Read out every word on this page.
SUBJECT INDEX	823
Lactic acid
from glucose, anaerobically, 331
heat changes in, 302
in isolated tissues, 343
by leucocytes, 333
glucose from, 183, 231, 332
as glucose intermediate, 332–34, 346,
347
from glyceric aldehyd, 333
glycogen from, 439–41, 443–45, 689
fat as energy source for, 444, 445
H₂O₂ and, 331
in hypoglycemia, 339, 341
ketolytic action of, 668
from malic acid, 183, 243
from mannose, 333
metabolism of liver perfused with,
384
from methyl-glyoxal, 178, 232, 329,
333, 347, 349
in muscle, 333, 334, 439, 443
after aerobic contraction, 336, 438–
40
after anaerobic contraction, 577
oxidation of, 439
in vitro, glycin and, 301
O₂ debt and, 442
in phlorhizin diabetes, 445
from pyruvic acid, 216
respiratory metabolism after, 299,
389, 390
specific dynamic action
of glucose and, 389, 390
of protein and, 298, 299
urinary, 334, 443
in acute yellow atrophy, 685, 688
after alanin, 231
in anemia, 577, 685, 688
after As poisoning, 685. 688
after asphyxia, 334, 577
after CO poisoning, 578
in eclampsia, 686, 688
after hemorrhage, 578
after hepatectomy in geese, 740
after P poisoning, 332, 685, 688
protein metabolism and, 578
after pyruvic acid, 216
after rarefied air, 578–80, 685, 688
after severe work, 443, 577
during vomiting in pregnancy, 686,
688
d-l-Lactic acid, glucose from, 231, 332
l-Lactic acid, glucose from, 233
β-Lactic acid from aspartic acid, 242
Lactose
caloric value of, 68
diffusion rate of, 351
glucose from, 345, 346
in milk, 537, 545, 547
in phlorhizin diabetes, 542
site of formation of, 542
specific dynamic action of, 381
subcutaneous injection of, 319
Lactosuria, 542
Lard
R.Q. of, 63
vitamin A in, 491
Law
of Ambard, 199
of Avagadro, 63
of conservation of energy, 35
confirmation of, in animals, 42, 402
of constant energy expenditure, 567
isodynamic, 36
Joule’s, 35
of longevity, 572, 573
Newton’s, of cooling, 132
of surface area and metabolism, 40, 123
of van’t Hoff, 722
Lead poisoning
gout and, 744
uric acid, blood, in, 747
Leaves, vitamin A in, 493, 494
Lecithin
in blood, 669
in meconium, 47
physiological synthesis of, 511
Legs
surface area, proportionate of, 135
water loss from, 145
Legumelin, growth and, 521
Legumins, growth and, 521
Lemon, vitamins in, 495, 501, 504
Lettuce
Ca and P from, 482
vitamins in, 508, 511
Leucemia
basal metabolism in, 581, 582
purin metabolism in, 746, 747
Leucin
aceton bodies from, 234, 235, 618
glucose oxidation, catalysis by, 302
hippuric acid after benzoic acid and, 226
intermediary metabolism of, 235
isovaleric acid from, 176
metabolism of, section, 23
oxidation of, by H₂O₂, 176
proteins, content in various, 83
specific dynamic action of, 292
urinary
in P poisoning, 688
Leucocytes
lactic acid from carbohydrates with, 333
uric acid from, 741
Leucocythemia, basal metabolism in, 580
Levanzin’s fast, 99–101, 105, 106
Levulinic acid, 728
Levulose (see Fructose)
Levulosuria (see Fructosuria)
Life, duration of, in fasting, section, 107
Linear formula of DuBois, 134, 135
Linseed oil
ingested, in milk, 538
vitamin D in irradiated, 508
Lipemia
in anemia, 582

----

> [WORK ORDER]:
In this exercise, repeat all entries exactly.

> [WORKED SOLUTION]:
Read out every word on this page.
SUBJECT INDEX	823
Lactic acid
from glucose, anaerobically, 331
heat changes in, 302
in isolated tissues, 343
by leucocytes, 333
glucose from, 183, 231, 332
as glucose intermediate, 332–34, 346,
347
from glyceric aldehyd, 333
glycogen from, 439–41, 443–45, 689
fat as energy source for, 444, 445
H₂O₂ and, 331
in hypoglycemia, 339, 341
ketolytic action of, 668
from malic acid, 183, 243
from mannose, 333
metabolism of liver perfused with,
384
from methyl-glyoxal, 178, 232, 329,
333, 347, 349
in muscle, 333, 334, 439, 443
after aerobic contraction, 336, 438–
40
after anaerobic contraction, 577
oxidation of, 439
in vitro, glycin and, 301
O₂ debt and, 442
in phlorhizin diabetes, 445
from pyruvic acid, 216
respiratory metabolism after, 299,
389, 390
specific dynamic action
of glucose and, 389, 390
of protein and, 298, 299
urinary, 334, 443
in acute yellow atrophy, 685, 688
after alanin, 231
in anemia, 577, 685, 688
after As poisoning, 685. 688
after asphyxia, 334, 577
after CO poisoning, 578
in eclampsia, 686, 688
after hemorrhage, 578
after hepatectomy in geese, 740
after P poisoning, 332, 685, 688
protein metabolism and, 578
after pyruvic acid, 216
after rarefied air, 578–80, 685, 688
after severe work, 443, 577
during vomiting in pregnancy, 686,
688
d-l-Lactic acid, glucose from, 231, 332
l-Lactic acid, glucose from, 233
β-Lactic acid from aspartic acid, 242
Lactose
caloric value of, 68
diffusion rate of, 351
glucose from, 345, 346
in milk, 537, 545, 547
in phlorhizin diabetes, 542
site of formation of, 542
specific dynamic action of, 381
subcutaneous injection of, 319
Lactosuria, 542
Lard
R.Q. of, 63
vitamin A in, 491
Law
of Ambard, 199
of Avagadro, 63
of conservation of energy, 35
confirmation of, in animals, 42, 402
of constant energy expenditure, 567
isodynamic, 36
Joule’s, 35
of longevity, 572, 573
Newton’s, of cooling, 132
of surface area and metabolism, 40, 123
of van’t Hoff, 722
Lead poisoning
gout and, 744
uric acid, blood, in, 747
Leaves, vitamin A in, 493, 494
Lecithin
in blood, 669
in meconium, 47
physiological synthesis of, 511
Legs
surface area, proportionate of, 135
water loss from, 145
Legumelin, growth and, 521
Legumins, growth and, 521
Lemon, vitamins in, 495, 501, 504
Lettuce
Ca and P from, 482
vitamins in, 508, 511
Leucemia
basal metabolism in, 581, 582
purin metabolism in, 746, 747
Leucin
aceton bodies from, 234, 235, 618
glucose oxidation, catalysis by, 302
hippuric acid after benzoic acid and, 226
intermediary metabolism of, 235
isovaleric acid from, 176
metabolism of, section, 23
oxidation of, by H₂O₂, 176
proteins, content in various, 83
specific dynamic action of, 292
urinary
in P poisoning, 688
Leucocytes
lactic acid from carbohydrates with, 333
uric acid from, 741
Leucocythemia, basal metabolism in, 580
Levanzin’s fast, 99–101, 105, 106
Levulinic acid, 728
Levulose (see Fructose)
Levulosuria (see Fructosuria)
Life, duration of, in fasting, section, 107
Linear formula of DuBois, 134, 135
Linseed oil
ingested, in milk, 538
vitamin D in irradiated, 508
Lipemia
in anemia, 582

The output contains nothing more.